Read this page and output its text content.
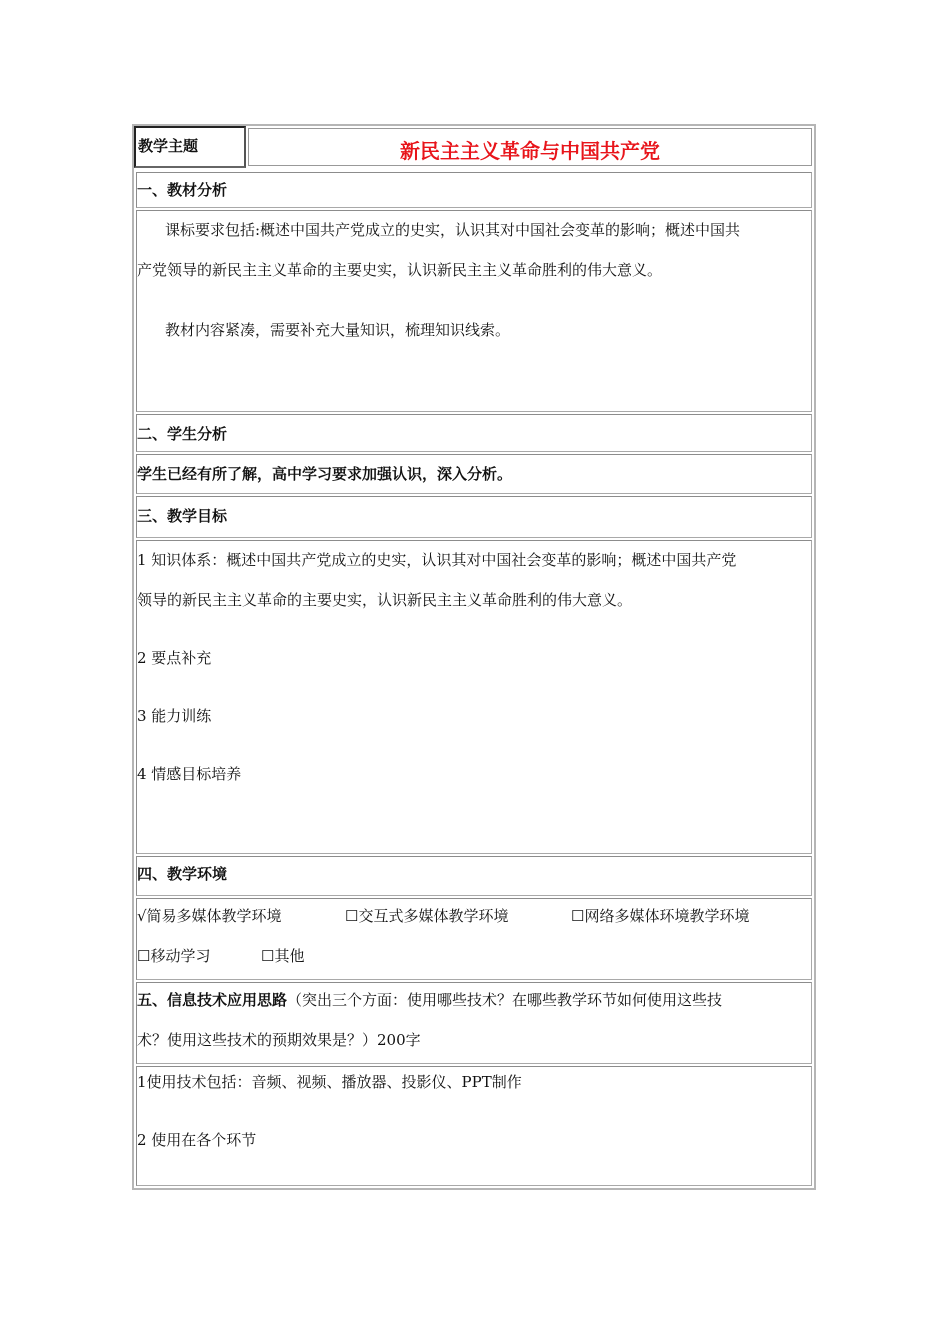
教学主题	新民主主义革命与中国共产党
一、教材分析
课标要求包括:概述中国共产党成立的史实，认识其对中国社会变革的影响；概述中国共
产党领导的新民主主义革命的主要史实，认识新民主主义革命胜利的伟大意义。
教材内容紧凑，需要补充大量知识，梳理知识线索。
二、学生分析
学生已经有所了解，高中学习要求加强认识，深入分析。
三、教学目标
1 知识体系：概述中国共产党成立的史实，认识其对中国社会变革的影响；概述中国共产党
领导的新民主主义革命的主要史实，认识新民主主义革命胜利的伟大意义。
2 要点补充
3 能力训练
4 情感目标培养
四、教学环境
√简易多媒体教学环境	☐交互式多媒体教学环境	☐网络多媒体环境教学环境
☐移动学习	☐其他
五、信息技术应用思路（突出三个方面：使用哪些技术？在哪些教学环节如何使用这些技
术？使用这些技术的预期效果是？）200字
1使用技术包括：音频、视频、播放器、投影仪、PPT制作
2 使用在各个环节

__________

Output the data exactly. Pictures don't belong in the result.

Read this page and output its text content.
教学主题	新民主主义革命与中国共产党
一、教材分析
课标要求包括:概述中国共产党成立的史实，认识其对中国社会变革的影响；概述中国共
产党领导的新民主主义革命的主要史实，认识新民主主义革命胜利的伟大意义。
教材内容紧凑，需要补充大量知识，梳理知识线索。
二、学生分析
学生已经有所了解，高中学习要求加强认识，深入分析。
三、教学目标
1 知识体系：概述中国共产党成立的史实，认识其对中国社会变革的影响；概述中国共产党
领导的新民主主义革命的主要史实，认识新民主主义革命胜利的伟大意义。
2 要点补充
3 能力训练
4 情感目标培养
四、教学环境
√简易多媒体教学环境	☐交互式多媒体教学环境	☐网络多媒体环境教学环境
☐移动学习	☐其他
五、信息技术应用思路（突出三个方面：使用哪些技术？在哪些教学环节如何使用这些技
术？使用这些技术的预期效果是？）200字
1使用技术包括：音频、视频、播放器、投影仪、PPT制作
2 使用在各个环节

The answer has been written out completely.